| Records |
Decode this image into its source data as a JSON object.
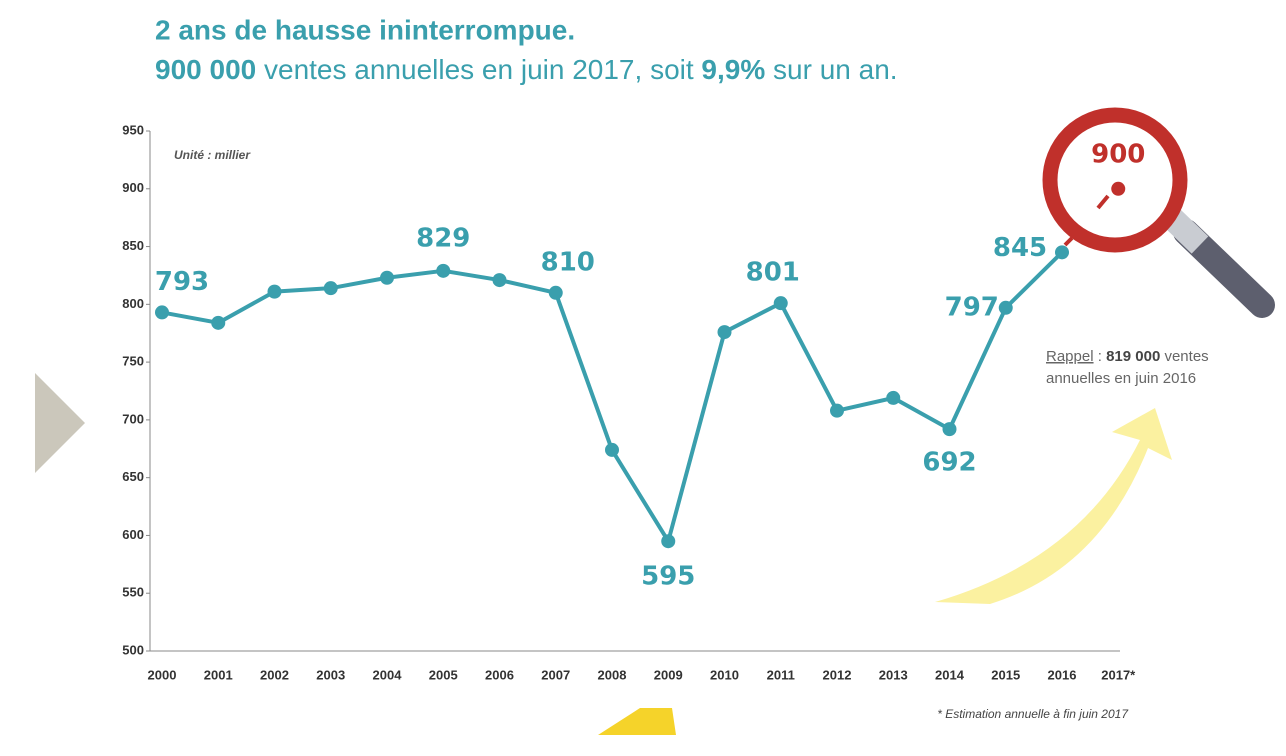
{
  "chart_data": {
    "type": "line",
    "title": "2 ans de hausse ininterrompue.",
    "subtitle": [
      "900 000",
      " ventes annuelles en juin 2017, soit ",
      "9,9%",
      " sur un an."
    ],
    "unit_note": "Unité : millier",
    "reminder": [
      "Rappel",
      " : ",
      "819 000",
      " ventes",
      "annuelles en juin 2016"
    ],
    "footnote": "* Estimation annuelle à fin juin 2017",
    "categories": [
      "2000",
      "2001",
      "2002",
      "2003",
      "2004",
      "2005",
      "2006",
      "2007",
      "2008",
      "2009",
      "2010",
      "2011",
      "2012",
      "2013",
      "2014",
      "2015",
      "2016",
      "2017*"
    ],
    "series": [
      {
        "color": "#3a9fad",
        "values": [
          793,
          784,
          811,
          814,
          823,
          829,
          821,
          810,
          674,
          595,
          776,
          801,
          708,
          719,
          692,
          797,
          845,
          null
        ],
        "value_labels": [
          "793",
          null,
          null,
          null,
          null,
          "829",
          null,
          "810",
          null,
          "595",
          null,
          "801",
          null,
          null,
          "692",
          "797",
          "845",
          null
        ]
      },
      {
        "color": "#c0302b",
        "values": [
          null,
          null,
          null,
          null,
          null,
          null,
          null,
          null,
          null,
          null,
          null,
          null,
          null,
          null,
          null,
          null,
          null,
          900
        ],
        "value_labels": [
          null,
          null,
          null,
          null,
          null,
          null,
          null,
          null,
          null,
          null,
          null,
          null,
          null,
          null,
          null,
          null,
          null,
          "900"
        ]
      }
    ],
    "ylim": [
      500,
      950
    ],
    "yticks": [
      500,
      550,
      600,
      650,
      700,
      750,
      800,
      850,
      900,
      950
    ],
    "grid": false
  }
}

| Requirement |
Leave out the pictures and output the rest of the material exactly as written.

| Finished answer |
Decode this image into its source data as a JSON object.
{
  "chart_data": {
    "type": "line",
    "title": "2 ans de hausse ininterrompue.",
    "subtitle": [
      "900 000",
      " ventes annuelles en juin 2017, soit ",
      "9,9%",
      " sur un an."
    ],
    "unit_note": "Unité : millier",
    "reminder": [
      "Rappel",
      " : ",
      "819 000",
      " ventes",
      "annuelles en juin 2016"
    ],
    "footnote": "* Estimation annuelle à fin juin 2017",
    "categories": [
      "2000",
      "2001",
      "2002",
      "2003",
      "2004",
      "2005",
      "2006",
      "2007",
      "2008",
      "2009",
      "2010",
      "2011",
      "2012",
      "2013",
      "2014",
      "2015",
      "2016",
      "2017*"
    ],
    "series": [
      {
        "color": "#3a9fad",
        "values": [
          793,
          784,
          811,
          814,
          823,
          829,
          821,
          810,
          674,
          595,
          776,
          801,
          708,
          719,
          692,
          797,
          845,
          null
        ],
        "value_labels": [
          "793",
          null,
          null,
          null,
          null,
          "829",
          null,
          "810",
          null,
          "595",
          null,
          "801",
          null,
          null,
          "692",
          "797",
          "845",
          null
        ]
      },
      {
        "color": "#c0302b",
        "values": [
          null,
          null,
          null,
          null,
          null,
          null,
          null,
          null,
          null,
          null,
          null,
          null,
          null,
          null,
          null,
          null,
          null,
          900
        ],
        "value_labels": [
          null,
          null,
          null,
          null,
          null,
          null,
          null,
          null,
          null,
          null,
          null,
          null,
          null,
          null,
          null,
          null,
          null,
          "900"
        ]
      }
    ],
    "ylim": [
      500,
      950
    ],
    "yticks": [
      500,
      550,
      600,
      650,
      700,
      750,
      800,
      850,
      900,
      950
    ],
    "grid": false
  }
}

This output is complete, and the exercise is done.